From the records below, pull out every line that contains the string "integrative", matching its letter case exactly.

--- start of Raw records ---

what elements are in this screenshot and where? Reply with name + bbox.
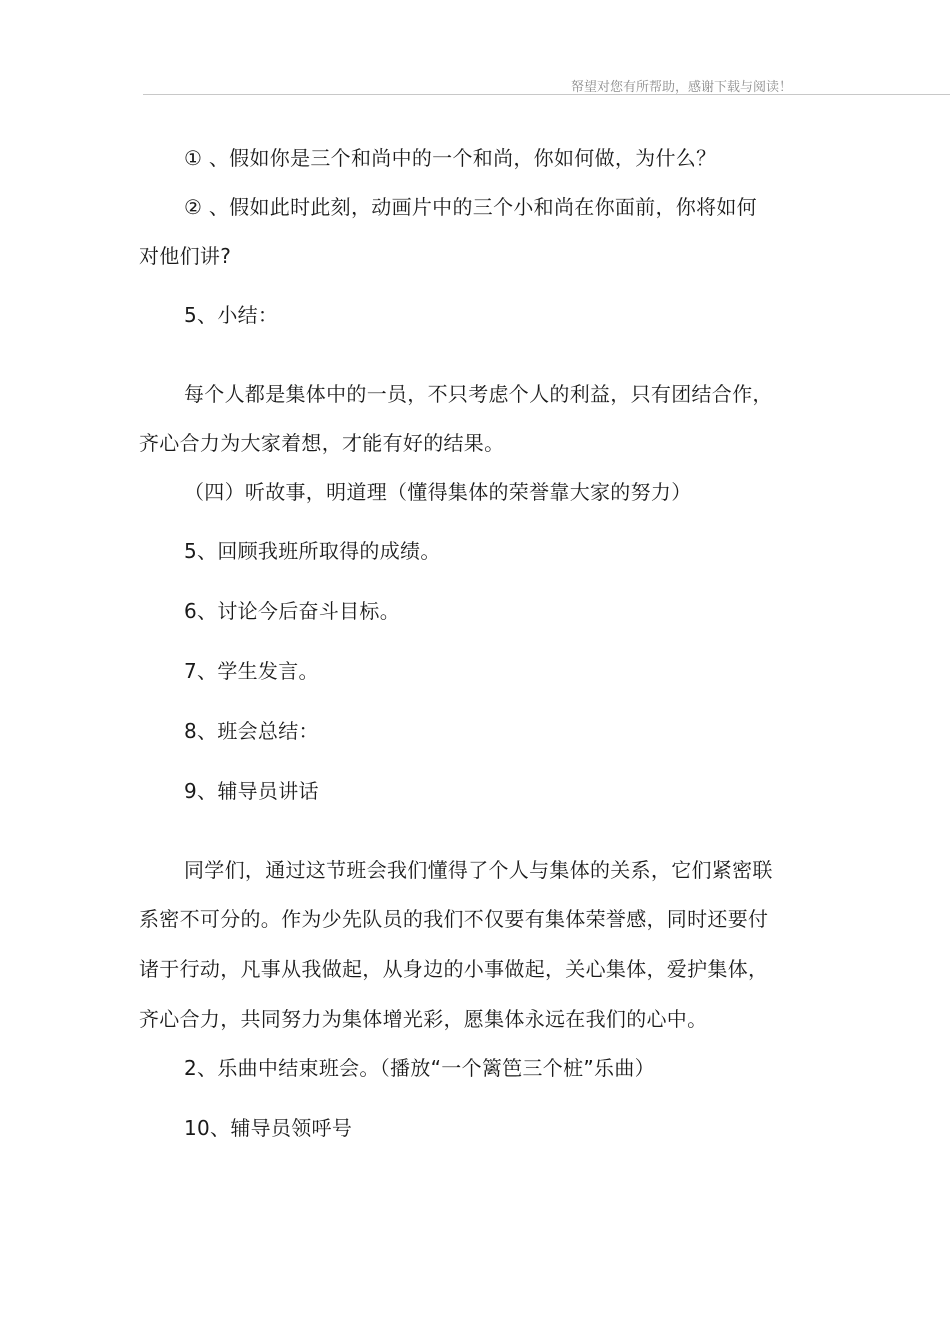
list-item-music: 2、乐曲中结束班会。（播放“一个篱笆三个桩”乐曲）	[184, 1056, 655, 1080]
list-item-review: 5、回顾我班所取得的成绩。	[184, 539, 441, 563]
header-note: 帑望对您有所帮助，感谢下载与阅读！	[571, 80, 793, 95]
header-rule	[143, 94, 950, 95]
list-item-conclusion: 8、班会总结：	[184, 719, 319, 743]
summary-heading: 5、小结：	[184, 303, 279, 327]
question-1: ① 、假如你是三个和尚中的一个和尚，你如何做，为什么？	[184, 146, 717, 170]
question-2-continued: 对他们讲?	[139, 244, 232, 268]
list-item-speech: 7、学生发言。	[184, 659, 319, 683]
summary-paragraph-line-1: 每个人都是集体中的一员，不只考虑个人的利益，只有团结合作，	[184, 382, 773, 406]
closing-paragraph-line-3: 诸于行动，凡事从我做起，从身边的小事做起，关心集体，爱护集体，	[139, 957, 769, 981]
section-heading-4: （四）听故事，明道理（懂得集体的荣誉靠大家的努力）	[184, 480, 692, 504]
question-2: ② 、假如此时此刻，动画片中的三个小和尚在你面前，你将如何	[184, 195, 757, 219]
closing-paragraph-line-4: 齐心合力，共同努力为集体增光彩，愿集体永远在我们的心中。	[139, 1007, 708, 1031]
list-item-goals: 6、讨论今后奋斗目标。	[184, 599, 401, 623]
closing-paragraph-line-1: 同学们，通过这节班会我们懂得了个人与集体的关系，它们紧密联	[184, 858, 773, 882]
list-item-counselor-talk: 9、辅导员讲话	[184, 779, 319, 803]
list-item-slogan: 10、辅导员领呼号	[184, 1116, 353, 1140]
closing-paragraph-line-2: 系密不可分的。作为少先队员的我们不仅要有集体荣誉感，同时还要付	[139, 907, 769, 931]
summary-paragraph-line-2: 齐心合力为大家着想，才能有好的结果。	[139, 431, 505, 455]
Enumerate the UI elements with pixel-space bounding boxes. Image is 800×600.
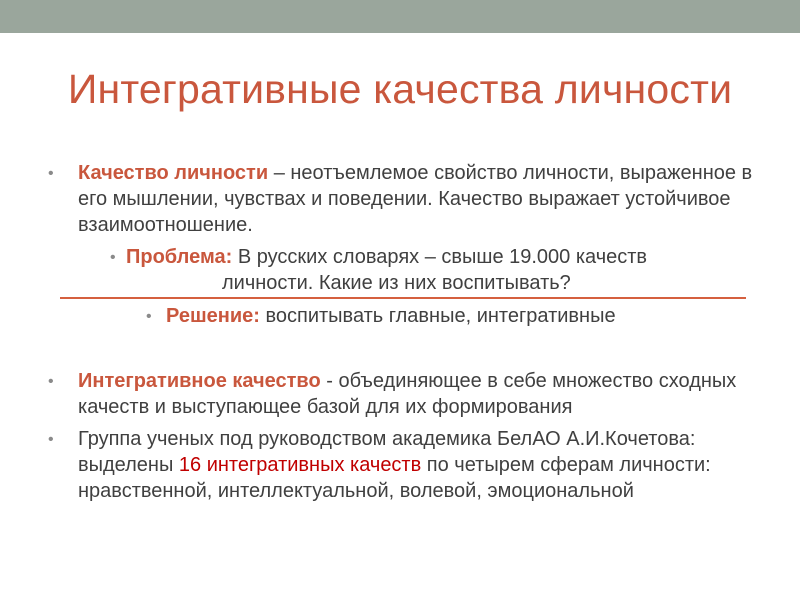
problem-line1: В русских словарях – свыше 19.000 качеств	[232, 246, 648, 268]
term-quality: Качество личности	[78, 162, 269, 184]
bullet-integrative-quality	[78, 368, 758, 420]
definition-text: – неотъемлемое свойство личности, выраженное в его мышлении, чувствах и поведении. Качество выражает устойчивое взаимоотношение.	[78, 162, 753, 236]
bullet-dot-icon: •	[48, 373, 54, 390]
bullet-quality-definition	[78, 160, 758, 238]
bullet-dot-icon: •	[48, 165, 54, 182]
bullet-dot-icon: •	[146, 308, 152, 325]
term-problem: Проблема:	[126, 246, 233, 268]
highlight-16-qualities: 16 интегративных качеств	[178, 454, 422, 476]
bullet-dot-icon: •	[110, 249, 116, 266]
term-solution: Решение:	[166, 305, 260, 327]
group-text-after: по четырем сферам личности: нравственной, интеллектуальной, волевой, эмоциональной	[78, 454, 711, 502]
slide-title: Интегративные качества личности	[67, 66, 733, 112]
group-text-before: Группа ученых под руководством академика БелАО А.И.Кочетова: выделены	[78, 428, 696, 476]
bullet-dot-icon: •	[48, 431, 54, 448]
problem-line2: личности. Какие из них воспитывать?	[222, 272, 571, 294]
sub-bullet-solution	[166, 303, 766, 329]
top-bar	[0, 0, 800, 33]
solution-text: воспитывать главные, интегративные	[259, 305, 616, 327]
integrative-text: - объединяющее в себе множество сходных качеств и выступающее базой для их формирования	[78, 370, 737, 418]
divider-line	[60, 297, 746, 299]
term-integrative: Интегративное качество	[78, 370, 321, 392]
bullet-kochetov-group	[78, 426, 758, 504]
sub-bullet-problem	[126, 244, 766, 270]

--- end of Raw records ---

* **Solution for this problem**:
bullet-integrative-quality	[78, 368, 758, 420]
integrative-text: - объединяющее в себе множество сходных качеств и выступающее базой для их формирования	[78, 370, 737, 418]
term-integrative: Интегративное качество	[78, 370, 321, 392]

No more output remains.